Extracts from a graphics dataset:
———
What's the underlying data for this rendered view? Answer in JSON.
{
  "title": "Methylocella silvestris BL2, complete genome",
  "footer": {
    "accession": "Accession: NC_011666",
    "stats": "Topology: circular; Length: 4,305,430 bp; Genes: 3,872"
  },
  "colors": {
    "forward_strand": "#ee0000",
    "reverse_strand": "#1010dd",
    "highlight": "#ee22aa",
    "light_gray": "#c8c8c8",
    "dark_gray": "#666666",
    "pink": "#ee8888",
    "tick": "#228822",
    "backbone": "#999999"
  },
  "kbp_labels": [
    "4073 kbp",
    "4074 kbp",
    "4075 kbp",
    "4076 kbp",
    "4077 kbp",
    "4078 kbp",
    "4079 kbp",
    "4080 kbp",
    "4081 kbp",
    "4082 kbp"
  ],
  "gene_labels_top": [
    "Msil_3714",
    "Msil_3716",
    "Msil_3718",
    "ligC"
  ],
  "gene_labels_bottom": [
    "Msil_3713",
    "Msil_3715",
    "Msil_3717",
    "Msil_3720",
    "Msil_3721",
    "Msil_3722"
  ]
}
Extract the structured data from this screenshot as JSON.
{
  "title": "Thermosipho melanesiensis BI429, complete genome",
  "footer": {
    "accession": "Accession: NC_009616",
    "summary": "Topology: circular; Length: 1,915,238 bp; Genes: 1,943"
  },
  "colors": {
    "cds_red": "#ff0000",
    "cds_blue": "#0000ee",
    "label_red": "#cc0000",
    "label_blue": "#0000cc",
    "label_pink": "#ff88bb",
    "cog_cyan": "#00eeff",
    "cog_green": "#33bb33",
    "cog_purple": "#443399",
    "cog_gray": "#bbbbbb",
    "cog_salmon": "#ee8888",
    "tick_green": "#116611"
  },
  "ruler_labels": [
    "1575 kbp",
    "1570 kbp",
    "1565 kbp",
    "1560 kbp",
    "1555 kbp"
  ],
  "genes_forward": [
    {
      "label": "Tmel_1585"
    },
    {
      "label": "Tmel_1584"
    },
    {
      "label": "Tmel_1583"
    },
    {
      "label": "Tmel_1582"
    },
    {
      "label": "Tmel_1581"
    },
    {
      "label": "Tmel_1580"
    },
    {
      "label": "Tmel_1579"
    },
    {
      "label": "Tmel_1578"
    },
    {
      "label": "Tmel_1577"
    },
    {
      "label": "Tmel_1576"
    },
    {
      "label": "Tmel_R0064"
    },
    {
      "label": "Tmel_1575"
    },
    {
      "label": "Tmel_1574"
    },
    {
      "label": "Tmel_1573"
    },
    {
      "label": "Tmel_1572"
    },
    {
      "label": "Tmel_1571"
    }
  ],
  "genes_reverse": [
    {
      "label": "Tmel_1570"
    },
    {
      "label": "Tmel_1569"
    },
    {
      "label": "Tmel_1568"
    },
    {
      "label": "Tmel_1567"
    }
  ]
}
———
TASK BRIEF
Every line of the data that holds "accession" should be counted, and only the total given.

EXERCISE ANSWER
2